Records for this task>
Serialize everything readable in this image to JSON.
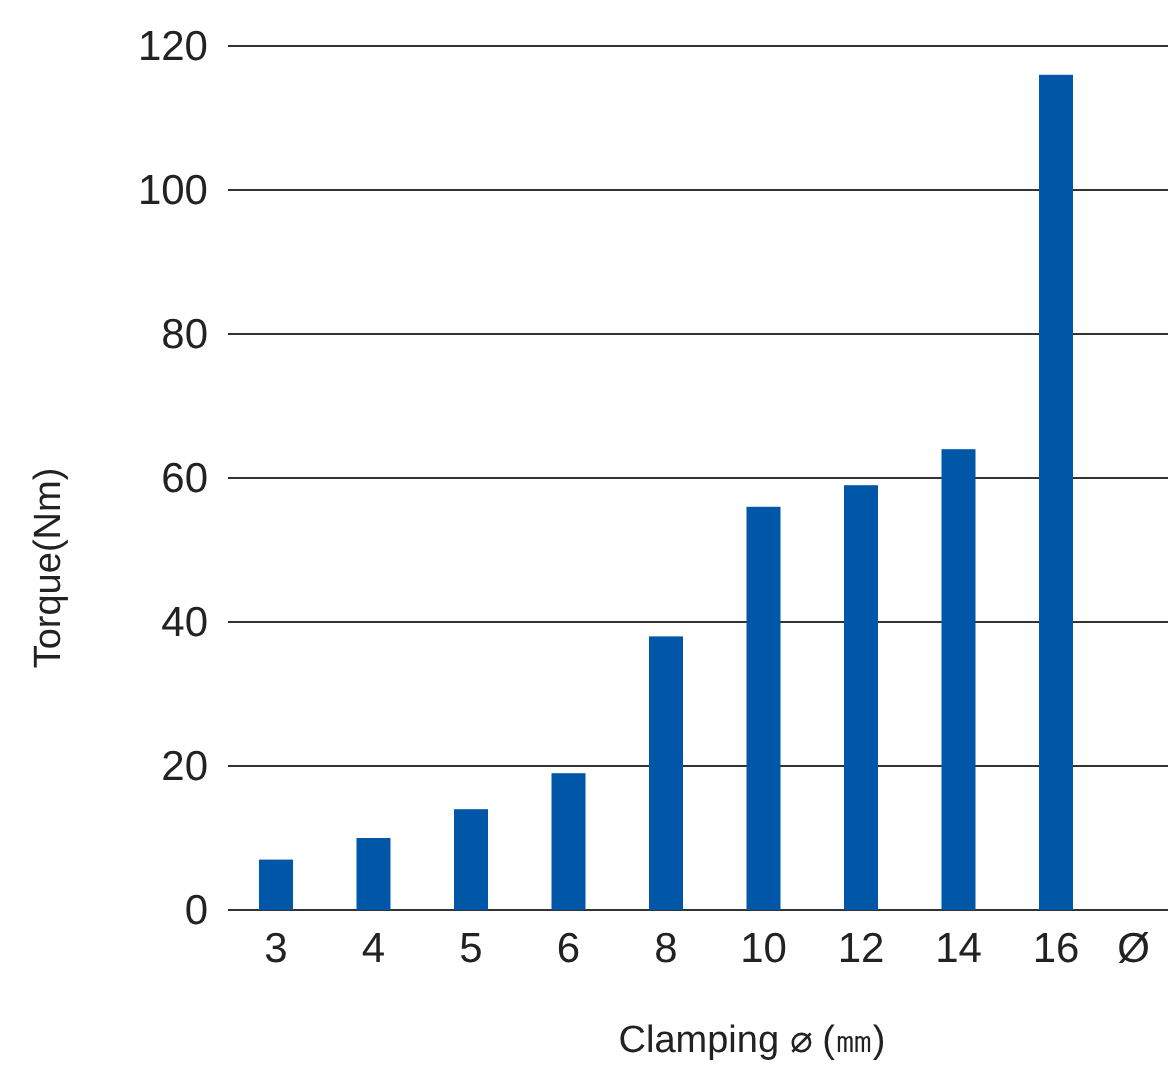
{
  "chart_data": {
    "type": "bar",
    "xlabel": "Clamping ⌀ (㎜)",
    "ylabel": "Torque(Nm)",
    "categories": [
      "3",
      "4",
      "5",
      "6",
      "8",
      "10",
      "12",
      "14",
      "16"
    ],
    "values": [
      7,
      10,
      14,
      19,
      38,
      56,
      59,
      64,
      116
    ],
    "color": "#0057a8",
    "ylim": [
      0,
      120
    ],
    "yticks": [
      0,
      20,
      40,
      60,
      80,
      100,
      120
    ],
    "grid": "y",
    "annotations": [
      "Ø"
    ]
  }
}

==

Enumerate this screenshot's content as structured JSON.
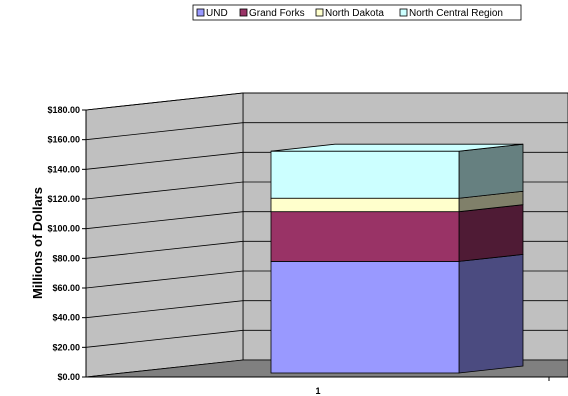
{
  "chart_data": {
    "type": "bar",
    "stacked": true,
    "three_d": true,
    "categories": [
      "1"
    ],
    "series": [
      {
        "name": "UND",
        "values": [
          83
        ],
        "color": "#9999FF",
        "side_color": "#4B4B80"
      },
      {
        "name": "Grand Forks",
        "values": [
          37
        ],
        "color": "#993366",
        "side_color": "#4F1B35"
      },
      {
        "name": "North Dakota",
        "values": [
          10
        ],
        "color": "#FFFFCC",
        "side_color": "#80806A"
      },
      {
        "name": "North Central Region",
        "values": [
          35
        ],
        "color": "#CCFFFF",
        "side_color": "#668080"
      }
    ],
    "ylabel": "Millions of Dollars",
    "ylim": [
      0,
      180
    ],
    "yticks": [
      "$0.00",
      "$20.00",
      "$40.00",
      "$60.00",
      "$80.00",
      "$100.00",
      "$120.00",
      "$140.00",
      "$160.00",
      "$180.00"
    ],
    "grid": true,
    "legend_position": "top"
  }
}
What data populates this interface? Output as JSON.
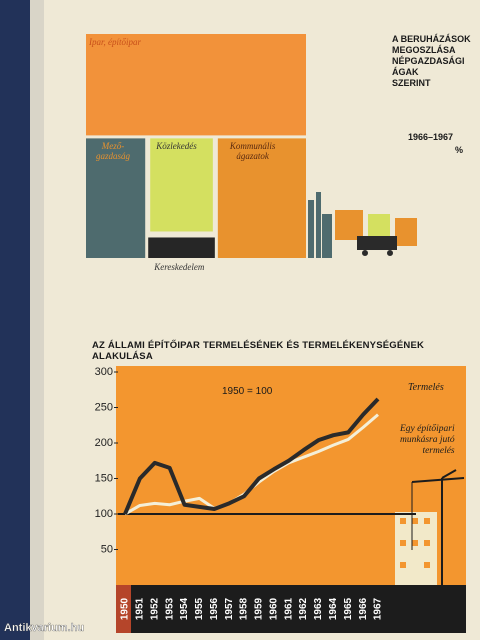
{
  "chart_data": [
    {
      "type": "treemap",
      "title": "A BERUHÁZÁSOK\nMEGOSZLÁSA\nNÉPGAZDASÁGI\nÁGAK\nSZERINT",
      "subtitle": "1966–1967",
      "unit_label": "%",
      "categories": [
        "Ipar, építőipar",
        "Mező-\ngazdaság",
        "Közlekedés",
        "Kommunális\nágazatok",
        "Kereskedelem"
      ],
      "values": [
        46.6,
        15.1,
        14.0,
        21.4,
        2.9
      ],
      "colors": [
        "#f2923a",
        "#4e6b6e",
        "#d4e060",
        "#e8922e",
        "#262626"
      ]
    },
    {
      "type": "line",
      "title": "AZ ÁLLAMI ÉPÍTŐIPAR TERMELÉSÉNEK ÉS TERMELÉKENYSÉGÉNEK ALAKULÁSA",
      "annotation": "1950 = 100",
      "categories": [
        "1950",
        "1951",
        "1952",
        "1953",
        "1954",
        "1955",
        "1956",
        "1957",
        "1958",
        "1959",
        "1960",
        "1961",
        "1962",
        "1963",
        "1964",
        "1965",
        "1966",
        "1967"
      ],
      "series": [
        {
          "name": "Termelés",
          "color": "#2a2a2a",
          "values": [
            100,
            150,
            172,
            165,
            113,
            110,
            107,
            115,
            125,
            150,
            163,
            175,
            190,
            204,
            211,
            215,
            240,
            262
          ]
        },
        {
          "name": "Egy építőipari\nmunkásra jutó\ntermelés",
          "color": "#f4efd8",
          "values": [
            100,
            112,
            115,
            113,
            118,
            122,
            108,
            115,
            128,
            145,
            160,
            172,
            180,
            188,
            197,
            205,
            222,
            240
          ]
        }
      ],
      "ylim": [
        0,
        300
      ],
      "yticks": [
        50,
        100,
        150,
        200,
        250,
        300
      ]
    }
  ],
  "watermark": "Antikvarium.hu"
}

Task goal> Return each line with "type".

Reply>
    "type": "bar",
    "type": "bar",
      "type": "treemap",
      "type": "line",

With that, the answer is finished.